§ **Goal**
Convert every line of the data below into a JSON list of strings, one string per line, leaving out blank lines and the picture markers.

___ Rows

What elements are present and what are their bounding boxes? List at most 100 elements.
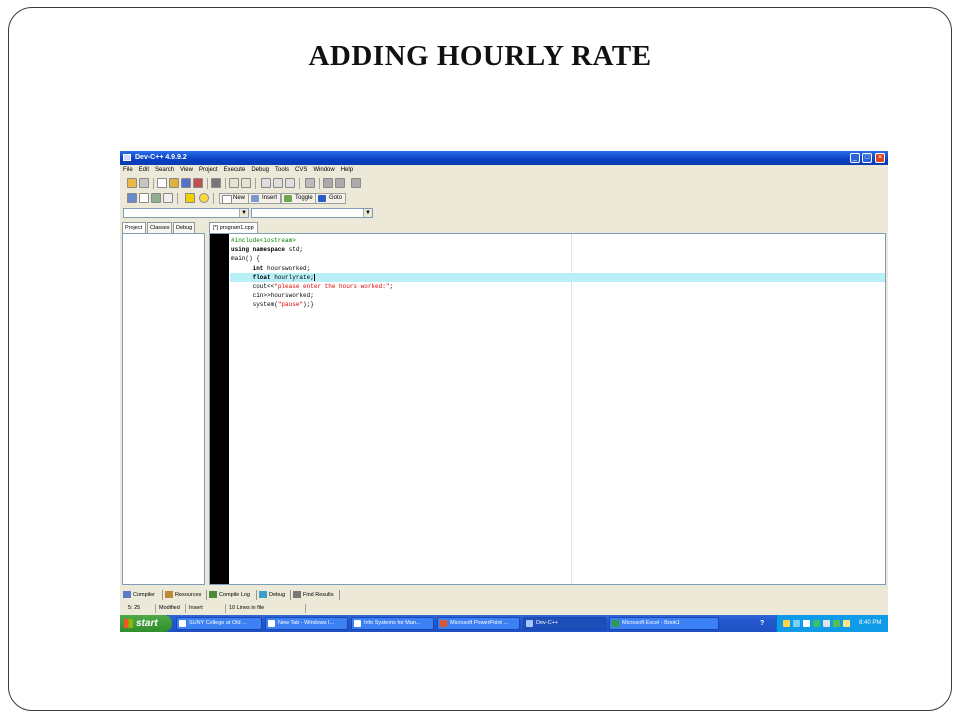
- insert-icon: [251, 195, 259, 202]
- insert-mode-status: Insert: [186, 604, 226, 613]
- menu-view[interactable]: View: [177, 165, 196, 176]
- code-editor[interactable]: #include<iostream> using namespace std; …: [209, 233, 886, 585]
- tab-find-results[interactable]: Find Results: [292, 590, 334, 600]
- redo-icon[interactable]: [241, 178, 251, 188]
- menu-file[interactable]: File: [120, 165, 136, 176]
- new-file-icon[interactable]: [157, 178, 167, 188]
- close-icon[interactable]: ×: [875, 153, 885, 163]
- compile-log-icon: [209, 591, 217, 598]
- find-next-icon[interactable]: [285, 178, 295, 188]
- indent-icon[interactable]: [323, 178, 333, 188]
- windows-logo-icon: [124, 619, 133, 628]
- new-button[interactable]: New: [219, 193, 250, 204]
- tray-icon[interactable]: [783, 620, 790, 627]
- window-title: Dev-C++ 4.9.9.2: [135, 154, 187, 161]
- menu-help[interactable]: Help: [338, 165, 356, 176]
- toggle-comment-icon[interactable]: [351, 178, 361, 188]
- powerpoint-icon: [440, 620, 447, 627]
- tab-resources[interactable]: Resources: [164, 590, 201, 600]
- rebuild-icon[interactable]: [163, 193, 173, 203]
- compile-run-icon[interactable]: [151, 193, 161, 203]
- code-line: using namespace std;: [231, 246, 304, 254]
- chevron-down-icon[interactable]: ▼: [239, 209, 248, 217]
- chevron-down-icon[interactable]: ▼: [363, 209, 372, 217]
- excel-icon: [612, 620, 619, 627]
- tab-program1-cpp[interactable]: [*] program1.cpp: [209, 222, 258, 233]
- ie-icon: [268, 620, 275, 627]
- goto-line-icon[interactable]: [305, 178, 315, 188]
- system-tray: 8:40 PM: [776, 615, 888, 632]
- code-line-current: float hourlyrate;: [230, 272, 885, 282]
- tray-icon[interactable]: [813, 620, 820, 627]
- project-tree-panel[interactable]: [122, 233, 205, 585]
- menu-project[interactable]: Project: [196, 165, 221, 176]
- cursor-position: 5: 25: [122, 604, 156, 613]
- unindent-icon[interactable]: [335, 178, 345, 188]
- tray-icon[interactable]: [843, 620, 850, 627]
- network-icon[interactable]: [833, 620, 840, 627]
- compile-icon[interactable]: [127, 193, 137, 203]
- tab-debug-bottom[interactable]: Debug: [258, 590, 285, 600]
- task-powerpoint[interactable]: Microsoft PowerPoint ...: [437, 617, 520, 630]
- about-icon[interactable]: [199, 193, 209, 203]
- debug-check-icon: [259, 591, 267, 598]
- tab-project[interactable]: Project: [122, 222, 146, 233]
- line-count-status: 10 Lines in file: [226, 604, 306, 613]
- menu-cvs[interactable]: CVS: [292, 165, 310, 176]
- task-new-tab[interactable]: New Tab - Windows I...: [265, 617, 348, 630]
- goto-button[interactable]: Goto: [315, 193, 347, 204]
- maximize-icon[interactable]: □: [862, 153, 872, 163]
- menu-window[interactable]: Window: [310, 165, 337, 176]
- secondary-toolbar: New Insert Toggle Goto: [123, 193, 373, 205]
- code-line: cout<<"please enter the hours worked:";: [231, 282, 394, 290]
- task-info-systems[interactable]: Info Systems for Man...: [351, 617, 434, 630]
- code-text[interactable]: #include<iostream> using namespace std; …: [230, 236, 885, 310]
- minimize-icon[interactable]: _: [850, 153, 860, 163]
- task-suny-college[interactable]: SUNY College at Old ...: [176, 617, 262, 630]
- insert-button[interactable]: Insert: [248, 193, 282, 204]
- menu-search[interactable]: Search: [152, 165, 177, 176]
- save-all-icon[interactable]: [193, 178, 203, 188]
- menu-edit[interactable]: Edit: [136, 165, 152, 176]
- task-excel[interactable]: Microsoft Excel - Book1: [609, 617, 719, 630]
- save-icon[interactable]: [181, 178, 191, 188]
- compiler-icon: [123, 591, 131, 598]
- tray-icon[interactable]: [803, 620, 810, 627]
- replace-icon[interactable]: [273, 178, 283, 188]
- code-line: system("pause");}: [231, 301, 314, 309]
- toggle-button[interactable]: Toggle: [281, 193, 317, 204]
- run-icon[interactable]: [139, 193, 149, 203]
- undo-icon[interactable]: [229, 178, 239, 188]
- app-icon: [123, 154, 131, 161]
- title-bar[interactable]: Dev-C++ 4.9.9.2 _ □ ×: [120, 151, 888, 165]
- start-button[interactable]: start: [120, 615, 172, 632]
- open-project-icon[interactable]: [127, 178, 137, 188]
- windows-taskbar: start SUNY College at Old ... New Tab - …: [120, 615, 888, 632]
- code-line: main() {: [231, 255, 260, 263]
- open-file-icon[interactable]: [169, 178, 179, 188]
- volume-icon[interactable]: [823, 620, 830, 627]
- menu-execute[interactable]: Execute: [221, 165, 249, 176]
- class-combo[interactable]: ▼: [123, 208, 249, 218]
- resources-icon: [165, 591, 173, 598]
- clock[interactable]: 8:40 PM: [859, 615, 881, 632]
- menu-bar: File Edit Search View Project Execute Debug Too…: [120, 165, 888, 176]
- task-devcpp[interactable]: Dev-C++: [523, 617, 606, 630]
- tab-classes[interactable]: Classes: [147, 222, 172, 233]
- tray-icon[interactable]: [793, 620, 800, 627]
- tab-debug[interactable]: Debug: [173, 222, 195, 233]
- menu-tools[interactable]: Tools: [272, 165, 292, 176]
- close-project-icon[interactable]: [139, 178, 149, 188]
- help-tray-icon[interactable]: ?: [760, 619, 769, 628]
- tab-compiler[interactable]: Compiler: [122, 590, 155, 600]
- ie-icon: [179, 620, 186, 627]
- menu-debug[interactable]: Debug: [248, 165, 272, 176]
- help-icon[interactable]: [185, 193, 195, 203]
- editor-gutter[interactable]: [210, 234, 229, 584]
- tab-compile-log[interactable]: Compile Log: [208, 590, 250, 600]
- print-icon[interactable]: [211, 178, 221, 188]
- find-icon[interactable]: [261, 178, 271, 188]
- slide-title: ADDING HOURLY RATE: [308, 40, 652, 72]
- new-icon: [222, 195, 232, 204]
- member-combo[interactable]: ▼: [251, 208, 373, 218]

______

§ **Task answer**
[
  "What elements are present and what are their bounding boxes? List at most 100 elements.",
  "- insert-icon: [251, 195, 259, 202]",
  "- insert-mode-status: Insert: [186, 604, 226, 613]",
  "- menu-view[interactable]: View: [177, 165, 196, 176]",
  "- code-editor[interactable]: #include<iostream> using namespace std; …: [209, 233, 886, 585]",
  "- tab-find-results[interactable]: Find Results: [292, 590, 334, 600]",
  "- redo-icon[interactable]: [241, 178, 251, 188]",
  "- menu-file[interactable]: File: [120, 165, 136, 176]",
  "- new-file-icon[interactable]: [157, 178, 167, 188]",
  "- close-icon[interactable]: ×: [875, 153, 885, 163]",
  "- compile-log-icon: [209, 591, 217, 598]",
  "- find-next-icon[interactable]: [285, 178, 295, 188]",
  "- indent-icon[interactable]: [323, 178, 333, 188]",
  "- windows-logo-icon: [124, 619, 133, 628]",
  "- new-button[interactable]: New: [219, 193, 250, 204]",
  "- tray-icon[interactable]: [783, 620, 790, 627]",
  "- window-title: Dev-C++ 4.9.9.2: [135, 154, 187, 161]",
  "- menu-help[interactable]: Help: [338, 165, 356, 176]",
  "- toggle-comment-icon[interactable]: [351, 178, 361, 188]",
  "- powerpoint-icon: [440, 620, 447, 627]",
  "- tab-resources[interactable]: Resources: [164, 590, 201, 600]",
  "- rebuild-icon[interactable]: [163, 193, 173, 203]",
  "- compile-run-icon[interactable]: [151, 193, 161, 203]",
  "- code-line: using namespace std;: [231, 246, 304, 254]",
  "- chevron-down-icon[interactable]: ▼: [239, 209, 248, 217]",
  "- chevron-down-icon[interactable]: ▼: [363, 209, 372, 217]",
  "- excel-icon: [612, 620, 619, 627]",
  "- tab-program1-cpp[interactable]: [*] program1.cpp: [209, 222, 258, 233]",
  "- ie-icon: [268, 620, 275, 627]",
  "- goto-line-icon[interactable]: [305, 178, 315, 188]",
  "- system-tray: 8:40 PM: [776, 615, 888, 632]",
  "- code-line-current: float hourlyrate;: [230, 272, 885, 282]",
  "- tray-icon[interactable]: [813, 620, 820, 627]",
  "- project-tree-panel[interactable]: [122, 233, 205, 585]",
  "- menu-project[interactable]: Project: [196, 165, 221, 176]",
  "- cursor-position: 5: 25: [122, 604, 156, 613]",
  "- unindent-icon[interactable]: [335, 178, 345, 188]",
  "- tray-icon[interactable]: [843, 620, 850, 627]",
  "- network-icon[interactable]: [833, 620, 840, 627]",
  "- compile-icon[interactable]: [127, 193, 137, 203]",
  "- tab-debug-bottom[interactable]: Debug: [258, 590, 285, 600]",
  "- task-powerpoint[interactable]: Microsoft PowerPoint ...: [437, 617, 520, 630]",
  "- about-icon[interactable]: [199, 193, 209, 203]",
  "- debug-check-icon: [259, 591, 267, 598]",
  "- tab-project[interactable]: Project: [122, 222, 146, 233]",
  "- line-count-status: 10 Lines in file: [226, 604, 306, 613]",
  "- menu-cvs[interactable]: CVS: [292, 165, 310, 176]",
  "- task-new-tab[interactable]: New Tab - Windows I...: [265, 617, 348, 630]",
  "- goto-button[interactable]: Goto: [315, 193, 347, 204]",
  "- maximize-icon[interactable]: □: [862, 153, 872, 163]",
  "- menu-window[interactable]: Window: [310, 165, 337, 176]",
  "- secondary-toolbar: New Insert Toggle Goto: [123, 193, 373, 205]",
  "- code-line: cout<<\"please enter the hours worked:\";: [231, 282, 394, 290]",
  "- task-info-systems[interactable]: Info Systems for Man...: [351, 617, 434, 630]",
  "- code-text[interactable]: #include<iostream> using namespace std; …: [230, 236, 885, 310]",
  "- minimize-icon[interactable]: _: [850, 153, 860, 163]",
  "- task-suny-college[interactable]: SUNY College at Old ...: [176, 617, 262, 630]",
  "- insert-button[interactable]: Insert: [248, 193, 282, 204]",
  "- menu-search[interactable]: Search: [152, 165, 177, 176]",
  "- save-all-icon[interactable]: [193, 178, 203, 188]",
  "- menu-edit[interactable]: Edit: [136, 165, 152, 176]",
  "- task-excel[interactable]: Microsoft Excel - Book1: [609, 617, 719, 630]",
  "- save-icon[interactable]: [181, 178, 191, 188]",
  "- compiler-icon: [123, 591, 131, 598]",
  "- tray-icon[interactable]: [803, 620, 810, 627]",
  "- replace-icon[interactable]: [273, 178, 283, 188]",
  "- code-line: system(\"pause\");}: [231, 301, 314, 309]",
  "- toggle-button[interactable]: Toggle: [281, 193, 317, 204]",
  "- run-icon[interactable]: [139, 193, 149, 203]",
  "- undo-icon[interactable]: [229, 178, 239, 188]",
  "- app-icon: [123, 154, 131, 161]",
  "- title-bar[interactable]: Dev-C++ 4.9.9.2 _ □ ×: [120, 151, 888, 165]",
  "- start-button[interactable]: start: [120, 615, 172, 632]",
  "- open-project-icon[interactable]: [127, 178, 137, 188]",
  "- windows-taskbar: start SUNY College at Old ... New Tab - …: [120, 615, 888, 632]",
  "- code-line: main() {: [231, 255, 260, 263]",
  "- open-file-icon[interactable]: [169, 178, 179, 188]",
  "- volume-icon[interactable]: [823, 620, 830, 627]",
  "- menu-execute[interactable]: Execute: [221, 165, 249, 176]",
  "- class-combo[interactable]: ▼: [123, 208, 249, 218]",
  "- resources-icon: [165, 591, 173, 598]",
  "- clock[interactable]: 8:40 PM: [859, 615, 881, 632]",
  "- menu-bar: File Edit Search View Project Execute Debug Too…: [120, 165, 888, 176]",
  "- task-devcpp[interactable]: Dev-C++: [523, 617, 606, 630]",
  "- tab-classes[interactable]: Classes: [147, 222, 172, 233]",
  "- tray-icon[interactable]: [793, 620, 800, 627]",
  "- tab-debug[interactable]: Debug: [173, 222, 195, 233]",
  "- menu-tools[interactable]: Tools: [272, 165, 292, 176]",
  "- close-project-icon[interactable]: [139, 178, 149, 188]",
  "- help-tray-icon[interactable]: ?: [760, 619, 769, 628]",
  "- tab-compiler[interactable]: Compiler: [122, 590, 155, 600]",
  "- ie-icon: [179, 620, 186, 627]",
  "- menu-debug[interactable]: Debug: [248, 165, 272, 176]",
  "- help-icon[interactable]: [185, 193, 195, 203]",
  "- editor-gutter[interactable]: [210, 234, 229, 584]",
  "- tab-compile-log[interactable]: Compile Log: [208, 590, 250, 600]",
  "- print-icon[interactable]: [211, 178, 221, 188]",
  "- find-icon[interactable]: [261, 178, 271, 188]",
  "- slide-title: ADDING HOURLY RATE: [308, 40, 652, 72]",
  "- new-icon: [222, 195, 232, 204]",
  "- member-combo[interactable]: ▼: [251, 208, 373, 218]"
]